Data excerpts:

# # # # #

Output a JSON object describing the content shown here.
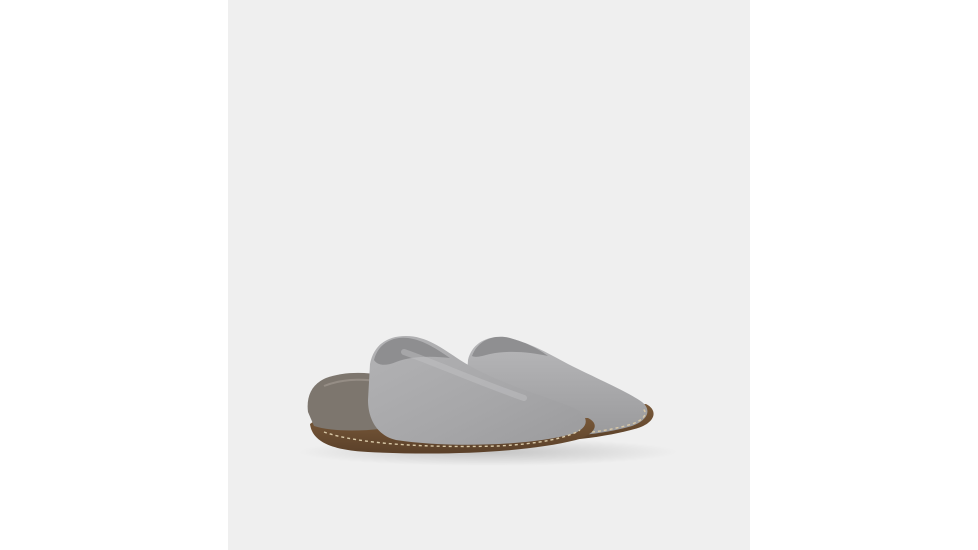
{
  "image": {
    "subject": "slipper-pair",
    "colors": {
      "page_background": "#ffffff",
      "panel_background": "#efefef",
      "felt_upper": "#a9a9ab",
      "felt_highlight": "#c4c4c6",
      "felt_shadow": "#8e8e90",
      "suede_heel": "#7d766e",
      "outsole": "#6b4f33",
      "stitching": "#d9c9a8"
    }
  }
}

# # # # #

Required work: Extract the entries in full, exactly as they are, minus the pictures.

Answer to this task:
Output a JSON object describing the content shown here.
{
  "image": {
    "subject": "slipper-pair",
    "colors": {
      "page_background": "#ffffff",
      "panel_background": "#efefef",
      "felt_upper": "#a9a9ab",
      "felt_highlight": "#c4c4c6",
      "felt_shadow": "#8e8e90",
      "suede_heel": "#7d766e",
      "outsole": "#6b4f33",
      "stitching": "#d9c9a8"
    }
  }
}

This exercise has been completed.